YOUR OBJECTIVE: Do any lines in the data below contain "jaką"? If so, copy every one of them.

DATA SHOWN:

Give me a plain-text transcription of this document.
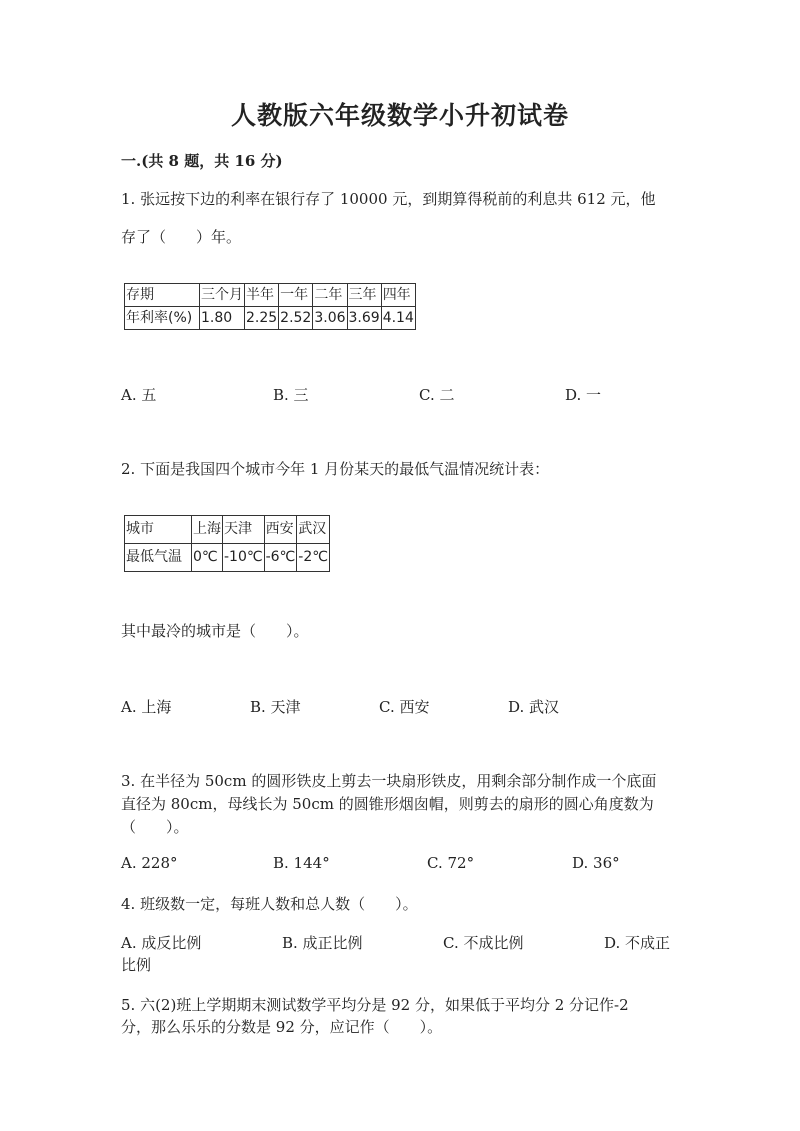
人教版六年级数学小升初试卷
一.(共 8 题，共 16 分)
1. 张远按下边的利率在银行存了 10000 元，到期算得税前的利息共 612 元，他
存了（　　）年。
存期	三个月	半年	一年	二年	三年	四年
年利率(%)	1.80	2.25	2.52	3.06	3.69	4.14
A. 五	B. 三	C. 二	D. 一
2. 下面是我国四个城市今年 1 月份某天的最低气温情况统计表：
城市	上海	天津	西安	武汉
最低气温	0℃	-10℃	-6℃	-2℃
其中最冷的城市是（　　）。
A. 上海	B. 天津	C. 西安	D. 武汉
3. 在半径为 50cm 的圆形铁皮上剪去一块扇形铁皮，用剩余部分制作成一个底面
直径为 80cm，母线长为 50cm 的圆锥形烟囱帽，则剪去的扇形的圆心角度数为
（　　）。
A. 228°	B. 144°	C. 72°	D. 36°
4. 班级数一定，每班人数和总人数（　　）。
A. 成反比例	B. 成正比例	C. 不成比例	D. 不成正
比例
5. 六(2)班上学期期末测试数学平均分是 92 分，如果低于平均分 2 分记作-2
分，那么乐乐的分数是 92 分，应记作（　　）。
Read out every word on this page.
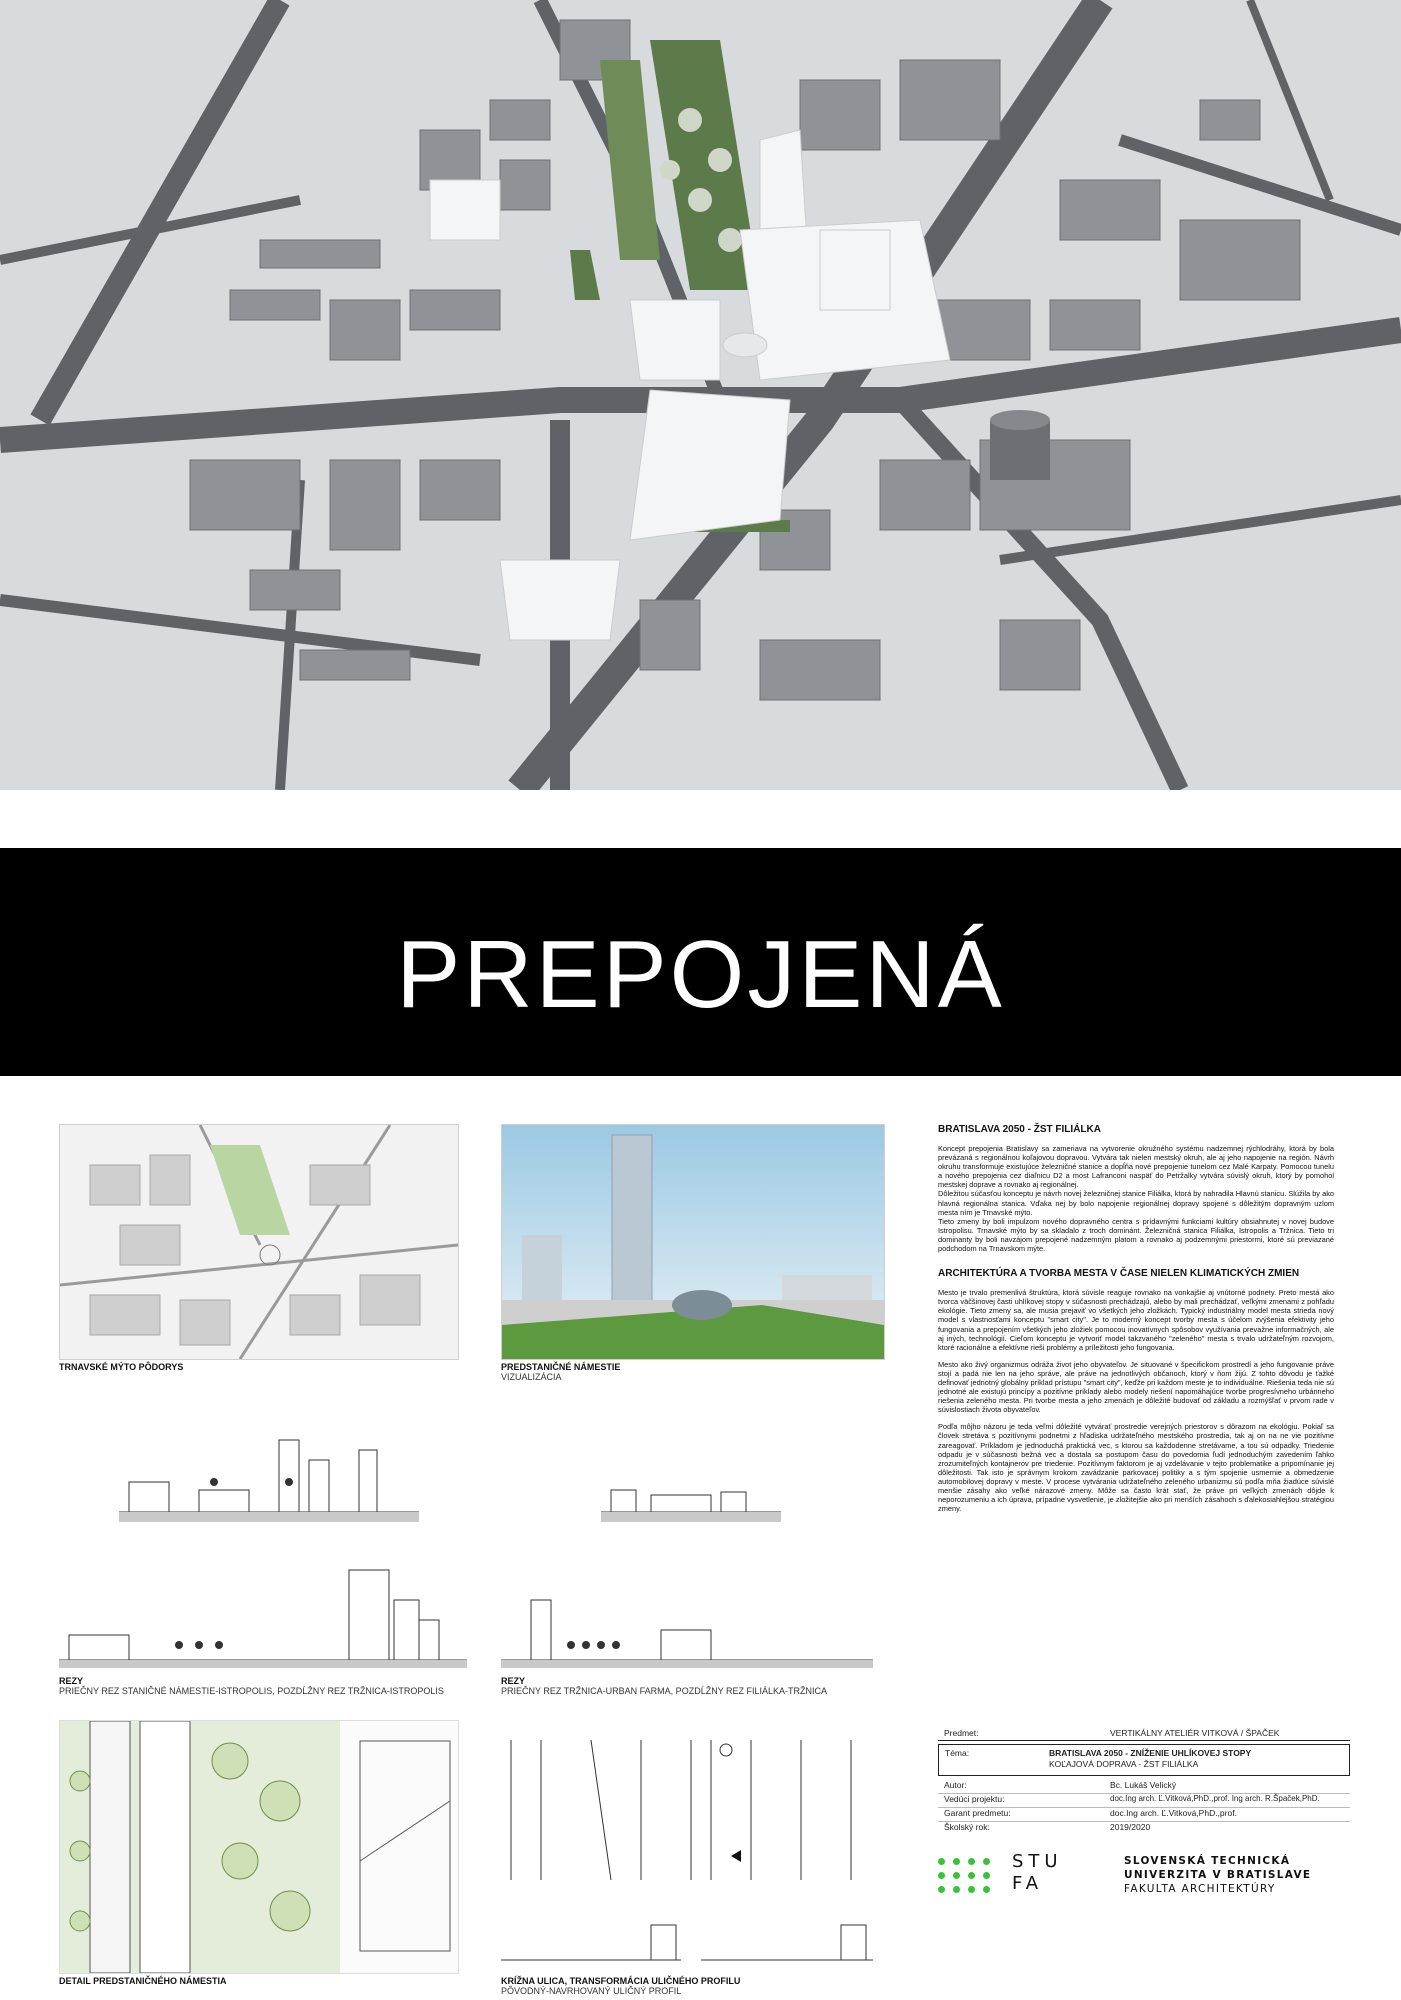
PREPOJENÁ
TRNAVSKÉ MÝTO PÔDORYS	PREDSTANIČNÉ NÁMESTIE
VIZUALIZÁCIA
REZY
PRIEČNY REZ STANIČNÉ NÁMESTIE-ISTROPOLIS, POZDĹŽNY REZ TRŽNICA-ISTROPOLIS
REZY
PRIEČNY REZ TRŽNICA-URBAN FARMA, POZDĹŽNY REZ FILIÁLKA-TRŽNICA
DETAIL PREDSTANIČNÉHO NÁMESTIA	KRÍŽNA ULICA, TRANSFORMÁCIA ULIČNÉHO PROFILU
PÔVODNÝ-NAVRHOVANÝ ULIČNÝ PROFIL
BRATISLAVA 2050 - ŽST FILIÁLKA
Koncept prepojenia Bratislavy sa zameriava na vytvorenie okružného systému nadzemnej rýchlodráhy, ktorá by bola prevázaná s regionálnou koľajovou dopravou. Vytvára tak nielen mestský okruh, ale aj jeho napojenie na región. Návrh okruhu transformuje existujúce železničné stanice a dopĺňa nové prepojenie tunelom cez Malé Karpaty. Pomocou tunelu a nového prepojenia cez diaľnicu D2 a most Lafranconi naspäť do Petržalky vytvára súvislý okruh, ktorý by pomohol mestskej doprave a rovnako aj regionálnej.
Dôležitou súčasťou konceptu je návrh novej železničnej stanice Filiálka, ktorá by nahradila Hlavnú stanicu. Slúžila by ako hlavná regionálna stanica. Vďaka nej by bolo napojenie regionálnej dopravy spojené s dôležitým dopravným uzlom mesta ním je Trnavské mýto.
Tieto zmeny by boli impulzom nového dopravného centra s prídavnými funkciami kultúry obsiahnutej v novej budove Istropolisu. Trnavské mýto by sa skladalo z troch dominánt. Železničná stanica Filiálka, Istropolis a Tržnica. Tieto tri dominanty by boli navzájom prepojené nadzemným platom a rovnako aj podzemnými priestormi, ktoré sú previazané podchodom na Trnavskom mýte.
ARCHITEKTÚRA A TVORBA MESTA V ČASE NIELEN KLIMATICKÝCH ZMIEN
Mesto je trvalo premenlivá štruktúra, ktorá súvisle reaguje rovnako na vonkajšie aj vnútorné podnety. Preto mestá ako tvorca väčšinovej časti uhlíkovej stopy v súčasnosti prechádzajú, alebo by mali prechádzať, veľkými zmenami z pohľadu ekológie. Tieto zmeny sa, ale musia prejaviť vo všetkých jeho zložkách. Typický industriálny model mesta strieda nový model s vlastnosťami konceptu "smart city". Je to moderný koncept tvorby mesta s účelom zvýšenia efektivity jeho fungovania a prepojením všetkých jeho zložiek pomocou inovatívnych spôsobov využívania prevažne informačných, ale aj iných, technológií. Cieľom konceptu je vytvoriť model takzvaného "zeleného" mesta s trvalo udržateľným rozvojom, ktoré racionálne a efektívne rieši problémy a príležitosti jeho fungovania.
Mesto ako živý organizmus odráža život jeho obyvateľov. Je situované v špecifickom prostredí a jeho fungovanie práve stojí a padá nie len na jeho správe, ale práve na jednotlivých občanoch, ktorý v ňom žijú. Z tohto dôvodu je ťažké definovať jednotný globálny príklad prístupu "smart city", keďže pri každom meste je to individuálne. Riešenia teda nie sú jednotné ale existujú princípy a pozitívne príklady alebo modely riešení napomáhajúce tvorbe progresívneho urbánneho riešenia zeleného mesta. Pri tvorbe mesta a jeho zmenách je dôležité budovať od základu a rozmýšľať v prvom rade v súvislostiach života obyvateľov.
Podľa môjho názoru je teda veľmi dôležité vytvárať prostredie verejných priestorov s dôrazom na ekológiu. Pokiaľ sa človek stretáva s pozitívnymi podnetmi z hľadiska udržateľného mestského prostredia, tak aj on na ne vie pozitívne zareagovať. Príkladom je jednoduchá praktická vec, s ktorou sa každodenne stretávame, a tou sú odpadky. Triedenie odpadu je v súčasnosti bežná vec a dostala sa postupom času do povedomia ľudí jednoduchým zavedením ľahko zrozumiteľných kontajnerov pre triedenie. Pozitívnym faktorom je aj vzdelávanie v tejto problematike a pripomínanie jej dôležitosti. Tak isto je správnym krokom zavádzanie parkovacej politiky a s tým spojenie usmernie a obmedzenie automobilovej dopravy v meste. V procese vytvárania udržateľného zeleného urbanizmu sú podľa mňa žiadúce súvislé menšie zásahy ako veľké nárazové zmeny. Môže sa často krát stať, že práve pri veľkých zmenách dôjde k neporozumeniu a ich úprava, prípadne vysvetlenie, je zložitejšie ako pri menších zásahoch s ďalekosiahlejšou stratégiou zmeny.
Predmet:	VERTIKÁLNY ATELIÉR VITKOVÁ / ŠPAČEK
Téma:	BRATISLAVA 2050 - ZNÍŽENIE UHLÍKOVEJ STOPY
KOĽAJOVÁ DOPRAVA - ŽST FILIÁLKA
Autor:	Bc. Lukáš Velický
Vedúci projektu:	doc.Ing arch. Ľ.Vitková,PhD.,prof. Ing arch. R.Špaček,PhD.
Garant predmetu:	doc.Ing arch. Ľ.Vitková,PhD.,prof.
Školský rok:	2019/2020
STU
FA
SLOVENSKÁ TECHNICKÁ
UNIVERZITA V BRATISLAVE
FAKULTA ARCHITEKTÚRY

---

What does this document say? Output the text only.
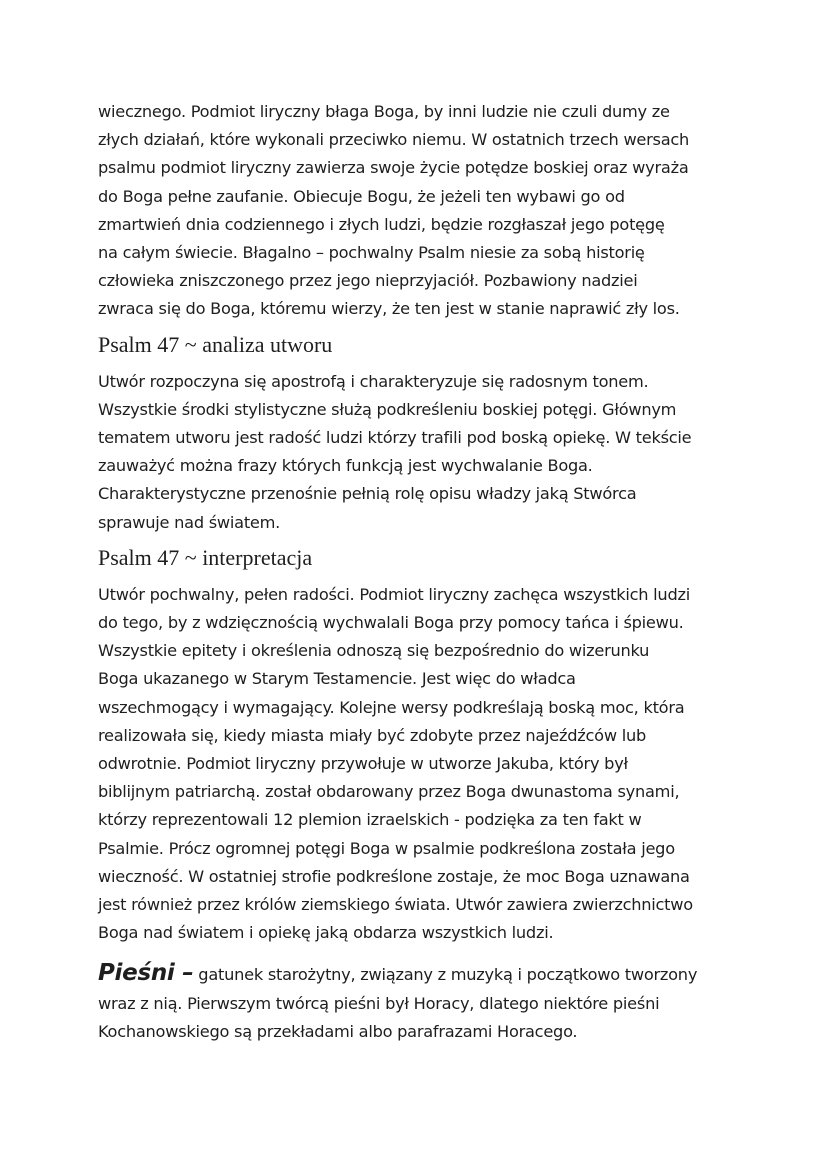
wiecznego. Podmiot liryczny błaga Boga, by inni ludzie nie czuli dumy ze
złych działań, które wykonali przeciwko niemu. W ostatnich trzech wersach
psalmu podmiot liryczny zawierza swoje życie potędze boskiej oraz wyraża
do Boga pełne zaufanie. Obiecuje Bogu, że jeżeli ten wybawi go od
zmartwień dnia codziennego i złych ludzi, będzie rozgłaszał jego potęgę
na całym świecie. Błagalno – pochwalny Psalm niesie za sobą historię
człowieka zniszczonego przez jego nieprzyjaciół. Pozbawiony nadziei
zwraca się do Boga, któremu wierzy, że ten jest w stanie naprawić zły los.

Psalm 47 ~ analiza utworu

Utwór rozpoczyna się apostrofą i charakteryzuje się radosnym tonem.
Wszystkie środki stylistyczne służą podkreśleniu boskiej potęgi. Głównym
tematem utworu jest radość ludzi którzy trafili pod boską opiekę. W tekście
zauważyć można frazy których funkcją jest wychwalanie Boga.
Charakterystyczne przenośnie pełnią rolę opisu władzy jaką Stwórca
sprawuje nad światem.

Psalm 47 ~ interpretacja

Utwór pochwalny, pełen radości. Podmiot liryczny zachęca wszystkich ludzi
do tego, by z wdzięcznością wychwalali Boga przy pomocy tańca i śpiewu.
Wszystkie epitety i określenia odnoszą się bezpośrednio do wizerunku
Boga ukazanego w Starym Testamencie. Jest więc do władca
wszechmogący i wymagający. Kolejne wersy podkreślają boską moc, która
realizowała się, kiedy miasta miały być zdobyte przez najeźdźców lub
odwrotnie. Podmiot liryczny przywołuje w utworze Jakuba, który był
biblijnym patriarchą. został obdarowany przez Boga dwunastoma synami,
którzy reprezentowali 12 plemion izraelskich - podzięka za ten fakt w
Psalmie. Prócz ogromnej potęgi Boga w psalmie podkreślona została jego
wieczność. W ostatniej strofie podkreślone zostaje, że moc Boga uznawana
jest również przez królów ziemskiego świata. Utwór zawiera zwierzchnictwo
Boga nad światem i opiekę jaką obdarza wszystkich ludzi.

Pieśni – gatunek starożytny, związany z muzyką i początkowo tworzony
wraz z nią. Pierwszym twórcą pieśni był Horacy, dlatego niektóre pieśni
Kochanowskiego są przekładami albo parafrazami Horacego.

---

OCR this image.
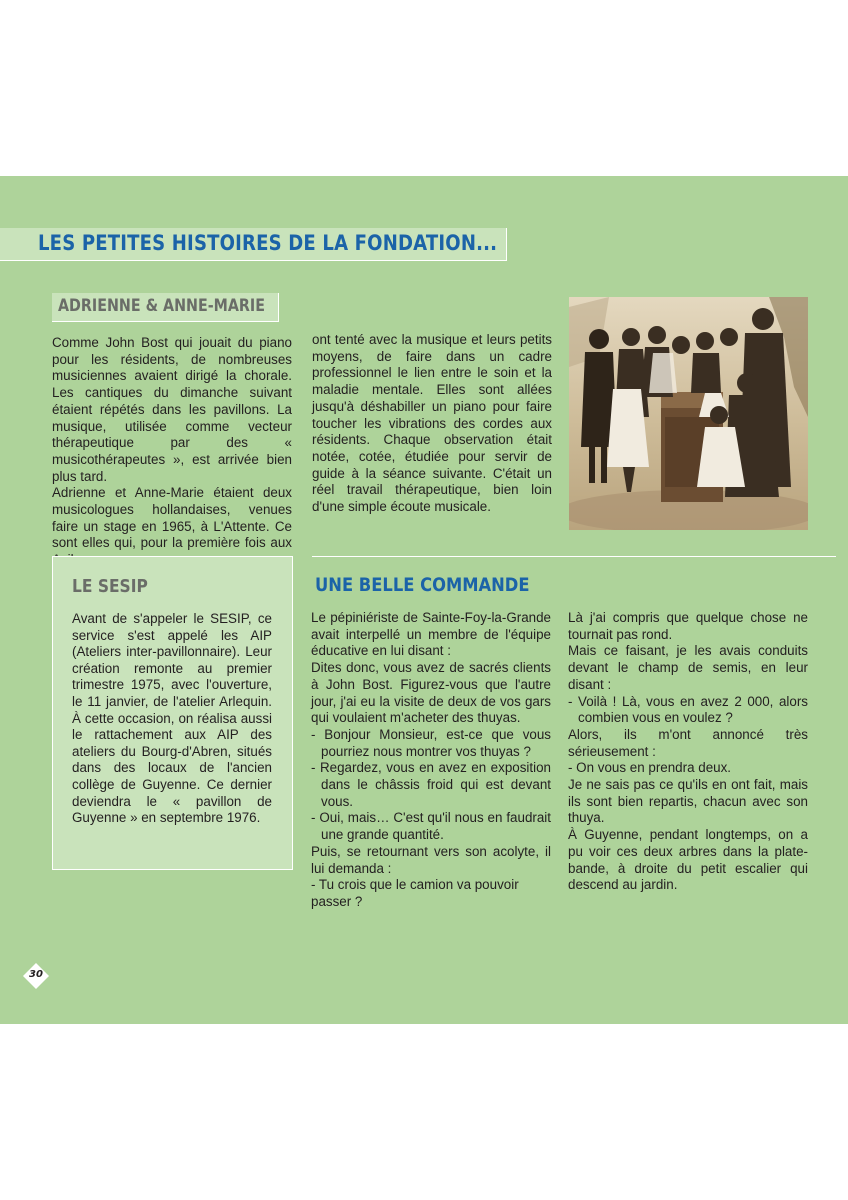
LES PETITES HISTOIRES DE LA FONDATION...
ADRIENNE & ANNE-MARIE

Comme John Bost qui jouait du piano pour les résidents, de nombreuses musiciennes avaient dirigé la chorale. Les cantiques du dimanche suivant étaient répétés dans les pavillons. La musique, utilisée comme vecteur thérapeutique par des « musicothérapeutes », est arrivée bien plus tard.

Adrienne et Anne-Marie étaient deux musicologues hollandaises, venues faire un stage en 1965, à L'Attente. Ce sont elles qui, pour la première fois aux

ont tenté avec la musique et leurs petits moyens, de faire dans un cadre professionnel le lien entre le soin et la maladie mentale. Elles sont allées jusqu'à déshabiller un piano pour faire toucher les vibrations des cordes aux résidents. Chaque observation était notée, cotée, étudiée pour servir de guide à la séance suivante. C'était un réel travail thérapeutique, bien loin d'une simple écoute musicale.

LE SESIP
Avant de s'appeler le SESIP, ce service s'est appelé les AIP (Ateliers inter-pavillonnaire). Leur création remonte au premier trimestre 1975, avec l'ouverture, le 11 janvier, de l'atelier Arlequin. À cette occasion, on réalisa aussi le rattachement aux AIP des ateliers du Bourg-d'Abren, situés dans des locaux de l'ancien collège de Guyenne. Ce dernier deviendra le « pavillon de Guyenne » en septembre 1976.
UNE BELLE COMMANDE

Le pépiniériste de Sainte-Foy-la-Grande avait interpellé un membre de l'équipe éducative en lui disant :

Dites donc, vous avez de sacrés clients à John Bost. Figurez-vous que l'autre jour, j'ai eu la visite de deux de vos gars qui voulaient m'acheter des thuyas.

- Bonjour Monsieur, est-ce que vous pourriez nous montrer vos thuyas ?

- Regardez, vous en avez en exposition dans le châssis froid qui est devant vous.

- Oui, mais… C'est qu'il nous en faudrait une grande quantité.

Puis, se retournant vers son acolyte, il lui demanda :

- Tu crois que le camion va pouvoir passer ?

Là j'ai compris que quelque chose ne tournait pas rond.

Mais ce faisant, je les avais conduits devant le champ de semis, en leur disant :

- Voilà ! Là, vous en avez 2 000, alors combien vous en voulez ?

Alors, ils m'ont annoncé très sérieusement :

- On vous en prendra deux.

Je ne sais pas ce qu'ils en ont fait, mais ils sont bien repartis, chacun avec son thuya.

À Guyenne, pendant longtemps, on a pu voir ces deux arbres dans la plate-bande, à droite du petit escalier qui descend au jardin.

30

SOLUTION FOR THIS TASK:
Charakterystyczne przenośnie pełnią rolę opisu władzy jaką Stwórca
Boga nad światem i opiekę jaką obdarza wszystkich ludzi.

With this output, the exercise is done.